[Records excerpted from a collection]
## begin
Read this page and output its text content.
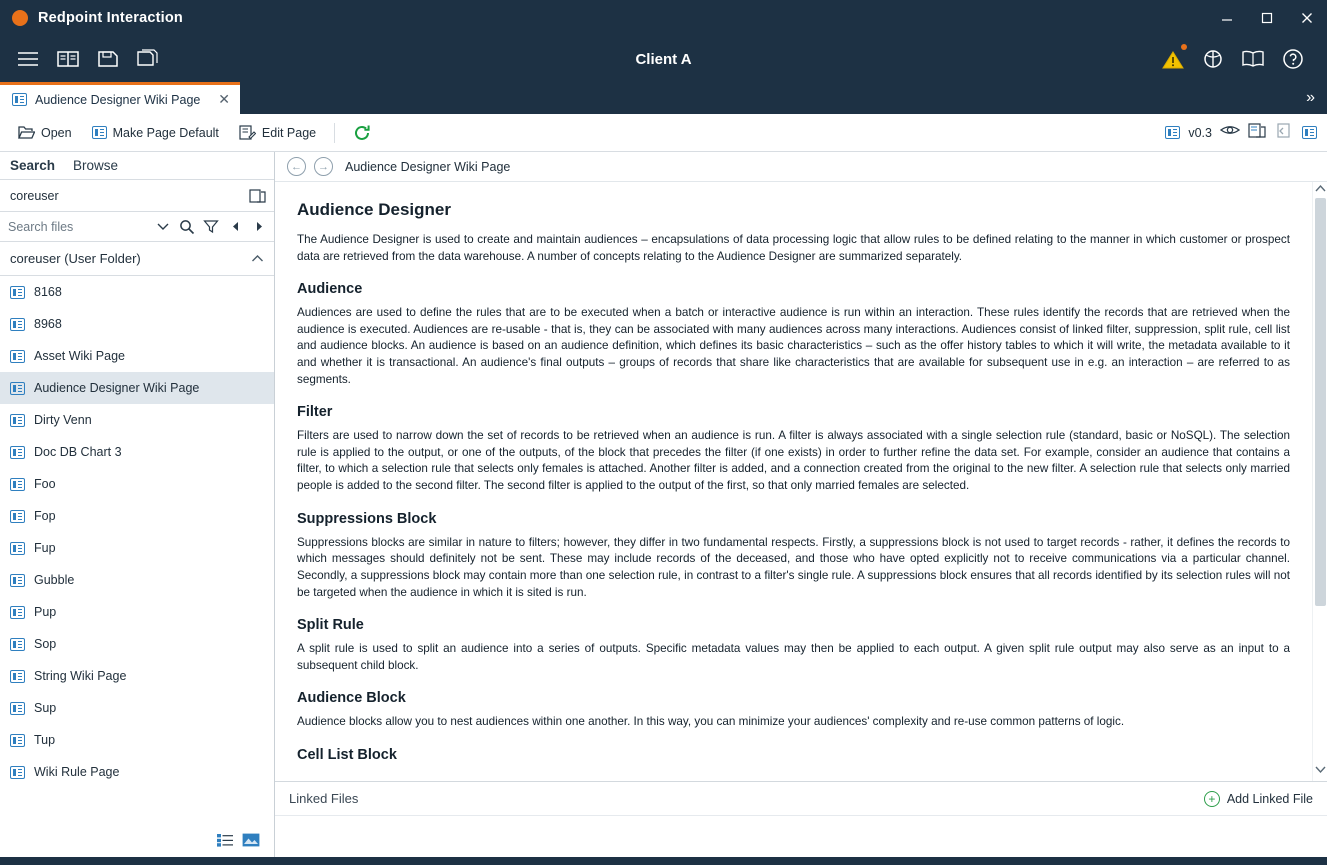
Redpoint Interaction
Client A
Audience Designer Wiki Page ✕	»
Open	Make Page Default	Edit Page	v0.3
Search Browse
coreuser
Search files
coreuser (User Folder)
8168
8968
Asset Wiki Page
Audience Designer Wiki Page
Dirty Venn
Doc DB Chart 3
Foo
Fop
Fup
Gubble
Pup
Sop
String Wiki Page
Sup
Tup
Wiki Rule Page
←	→	Audience Designer Wiki Page
Audience Designer

The Audience Designer is used to create and maintain audiences – encapsulations of data processing logic that allow rules to be defined relating to the manner in which customer or prospect data are retrieved from the data warehouse. A number of concepts relating to the Audience Designer are summarized separately.

Audience

Audiences are used to define the rules that are to be executed when a batch or interactive audience is run within an interaction. These rules identify the records that are retrieved when the audience is executed. Audiences are re-usable - that is, they can be associated with many audiences across many interactions. Audiences consist of linked filter, suppression, split rule, cell list and audience blocks. An audience is based on an audience definition, which defines its basic characteristics – such as the offer history tables to which it will write, the metadata available to it and whether it is transactional. An audience's final outputs – groups of records that share like characteristics that are available for subsequent use in e.g. an interaction – are referred to as segments.

Filter

Filters are used to narrow down the set of records to be retrieved when an audience is run. A filter is always associated with a single selection rule (standard, basic or NoSQL). The selection rule is applied to the output, or one of the outputs, of the block that precedes the filter (if one exists) in order to further refine the data set. For example, consider an audience that contains a filter, to which a selection rule that selects only females is attached. Another filter is added, and a connection created from the original to the new filter. A selection rule that selects only married people is added to the second filter. The second filter is applied to the output of the first, so that only married females are selected.

Suppressions Block

Suppressions blocks are similar in nature to filters; however, they differ in two fundamental respects. Firstly, a suppressions block is not used to target records - rather, it defines the records to which messages should definitely not be sent. These may include records of the deceased, and those who have opted explicitly not to receive communications via a particular channel. Secondly, a suppressions block may contain more than one selection rule, in contrast to a filter's single rule. A suppressions block ensures that all records identified by its selection rules will not be targeted when the audience in which it is sited is run.

Split Rule

A split rule is used to split an audience into a series of outputs. Specific metadata values may then be applied to each output. A given split rule output may also serve as an input to a subsequent child block.

Audience Block

Audience blocks allow you to nest audiences within one another. In this way, you can minimize your audiences' complexity and re-use common patterns of logic.

Cell List Block
Linked Files	+ Add Linked File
## end
> Task prompt
Print the records word for word and exclude any picture they hold.

> Full solution
Read this page and output its text content.
Redpoint Interaction
Client A
Audience Designer Wiki Page ✕	»
Open	Make Page Default	Edit Page	v0.3
Search Browse
coreuser
Search files
coreuser (User Folder)
8168
8968
Asset Wiki Page
Audience Designer Wiki Page
Dirty Venn
Doc DB Chart 3
Foo
Fop
Fup
Gubble
Pup
Sop
String Wiki Page
Sup
Tup
Wiki Rule Page
←	→	Audience Designer Wiki Page
Audience Designer

The Audience Designer is used to create and maintain audiences – encapsulations of data processing logic that allow rules to be defined relating to the manner in which customer or prospect data are retrieved from the data warehouse. A number of concepts relating to the Audience Designer are summarized separately.

Audience

Audiences are used to define the rules that are to be executed when a batch or interactive audience is run within an interaction. These rules identify the records that are retrieved when the audience is executed. Audiences are re-usable - that is, they can be associated with many audiences across many interactions. Audiences consist of linked filter, suppression, split rule, cell list and audience blocks. An audience is based on an audience definition, which defines its basic characteristics – such as the offer history tables to which it will write, the metadata available to it and whether it is transactional. An audience's final outputs – groups of records that share like characteristics that are available for subsequent use in e.g. an interaction – are referred to as segments.

Filter

Filters are used to narrow down the set of records to be retrieved when an audience is run. A filter is always associated with a single selection rule (standard, basic or NoSQL). The selection rule is applied to the output, or one of the outputs, of the block that precedes the filter (if one exists) in order to further refine the data set. For example, consider an audience that contains a filter, to which a selection rule that selects only females is attached. Another filter is added, and a connection created from the original to the new filter. A selection rule that selects only married people is added to the second filter. The second filter is applied to the output of the first, so that only married females are selected.

Suppressions Block

Suppressions blocks are similar in nature to filters; however, they differ in two fundamental respects. Firstly, a suppressions block is not used to target records - rather, it defines the records to which messages should definitely not be sent. These may include records of the deceased, and those who have opted explicitly not to receive communications via a particular channel. Secondly, a suppressions block may contain more than one selection rule, in contrast to a filter's single rule. A suppressions block ensures that all records identified by its selection rules will not be targeted when the audience in which it is sited is run.

Split Rule

A split rule is used to split an audience into a series of outputs. Specific metadata values may then be applied to each output. A given split rule output may also serve as an input to a subsequent child block.

Audience Block

Audience blocks allow you to nest audiences within one another. In this way, you can minimize your audiences' complexity and re-use common patterns of logic.

Cell List Block
Linked Files	+ Add Linked File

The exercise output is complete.